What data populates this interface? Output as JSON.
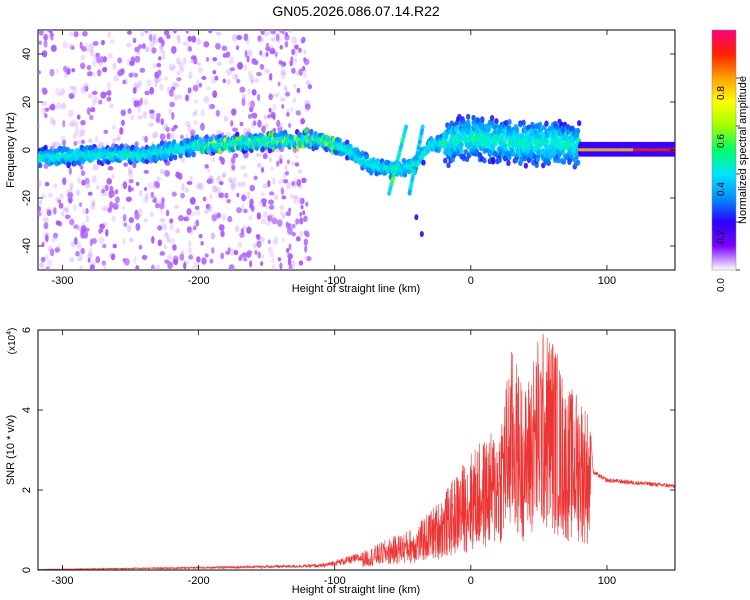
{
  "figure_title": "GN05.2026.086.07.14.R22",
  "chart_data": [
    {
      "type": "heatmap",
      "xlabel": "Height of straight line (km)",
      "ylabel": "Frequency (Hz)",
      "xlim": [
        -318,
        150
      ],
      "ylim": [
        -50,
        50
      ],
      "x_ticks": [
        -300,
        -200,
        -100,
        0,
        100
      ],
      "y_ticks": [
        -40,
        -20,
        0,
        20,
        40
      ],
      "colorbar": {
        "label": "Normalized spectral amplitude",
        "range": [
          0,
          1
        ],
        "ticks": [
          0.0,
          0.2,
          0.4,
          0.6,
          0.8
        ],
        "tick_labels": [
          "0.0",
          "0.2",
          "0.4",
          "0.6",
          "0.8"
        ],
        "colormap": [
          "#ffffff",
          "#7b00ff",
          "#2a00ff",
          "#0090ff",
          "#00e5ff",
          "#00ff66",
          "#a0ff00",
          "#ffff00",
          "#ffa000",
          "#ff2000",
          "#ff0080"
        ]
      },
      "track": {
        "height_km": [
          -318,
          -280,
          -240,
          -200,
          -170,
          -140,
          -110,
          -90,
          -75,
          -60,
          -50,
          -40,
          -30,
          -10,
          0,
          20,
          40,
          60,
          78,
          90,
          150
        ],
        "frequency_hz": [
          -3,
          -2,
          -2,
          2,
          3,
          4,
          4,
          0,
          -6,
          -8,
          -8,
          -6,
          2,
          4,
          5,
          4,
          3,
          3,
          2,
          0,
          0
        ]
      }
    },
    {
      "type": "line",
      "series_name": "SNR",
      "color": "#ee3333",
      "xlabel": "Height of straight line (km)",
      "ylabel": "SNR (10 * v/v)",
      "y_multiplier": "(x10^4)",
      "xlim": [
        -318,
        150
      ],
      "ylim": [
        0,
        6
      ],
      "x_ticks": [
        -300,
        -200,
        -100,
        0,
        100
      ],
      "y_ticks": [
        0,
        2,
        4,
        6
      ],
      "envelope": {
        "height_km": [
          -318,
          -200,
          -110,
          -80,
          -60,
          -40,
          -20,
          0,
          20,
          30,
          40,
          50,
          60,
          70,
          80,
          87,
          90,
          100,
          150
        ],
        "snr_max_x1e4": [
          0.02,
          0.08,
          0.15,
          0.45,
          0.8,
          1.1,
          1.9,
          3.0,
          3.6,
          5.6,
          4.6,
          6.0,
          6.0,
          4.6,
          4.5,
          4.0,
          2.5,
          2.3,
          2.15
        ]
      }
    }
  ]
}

◆ Exercise:
The records above are to be reproduced exactly; the pictures are to be left out.

◆ The completed task:
What data populates this interface? Output as JSON.
{
  "figure_title": "GN05.2026.086.07.14.R22",
  "chart_data": [
    {
      "type": "heatmap",
      "xlabel": "Height of straight line (km)",
      "ylabel": "Frequency (Hz)",
      "xlim": [
        -318,
        150
      ],
      "ylim": [
        -50,
        50
      ],
      "x_ticks": [
        -300,
        -200,
        -100,
        0,
        100
      ],
      "y_ticks": [
        -40,
        -20,
        0,
        20,
        40
      ],
      "colorbar": {
        "label": "Normalized spectral amplitude",
        "range": [
          0,
          1
        ],
        "ticks": [
          0.0,
          0.2,
          0.4,
          0.6,
          0.8
        ],
        "tick_labels": [
          "0.0",
          "0.2",
          "0.4",
          "0.6",
          "0.8"
        ],
        "colormap": [
          "#ffffff",
          "#7b00ff",
          "#2a00ff",
          "#0090ff",
          "#00e5ff",
          "#00ff66",
          "#a0ff00",
          "#ffff00",
          "#ffa000",
          "#ff2000",
          "#ff0080"
        ]
      },
      "track": {
        "height_km": [
          -318,
          -280,
          -240,
          -200,
          -170,
          -140,
          -110,
          -90,
          -75,
          -60,
          -50,
          -40,
          -30,
          -10,
          0,
          20,
          40,
          60,
          78,
          90,
          150
        ],
        "frequency_hz": [
          -3,
          -2,
          -2,
          2,
          3,
          4,
          4,
          0,
          -6,
          -8,
          -8,
          -6,
          2,
          4,
          5,
          4,
          3,
          3,
          2,
          0,
          0
        ]
      }
    },
    {
      "type": "line",
      "series_name": "SNR",
      "color": "#ee3333",
      "xlabel": "Height of straight line (km)",
      "ylabel": "SNR (10 * v/v)",
      "y_multiplier": "(x10^4)",
      "xlim": [
        -318,
        150
      ],
      "ylim": [
        0,
        6
      ],
      "x_ticks": [
        -300,
        -200,
        -100,
        0,
        100
      ],
      "y_ticks": [
        0,
        2,
        4,
        6
      ],
      "envelope": {
        "height_km": [
          -318,
          -200,
          -110,
          -80,
          -60,
          -40,
          -20,
          0,
          20,
          30,
          40,
          50,
          60,
          70,
          80,
          87,
          90,
          100,
          150
        ],
        "snr_max_x1e4": [
          0.02,
          0.08,
          0.15,
          0.45,
          0.8,
          1.1,
          1.9,
          3.0,
          3.6,
          5.6,
          4.6,
          6.0,
          6.0,
          4.6,
          4.5,
          4.0,
          2.5,
          2.3,
          2.15
        ]
      }
    }
  ]
}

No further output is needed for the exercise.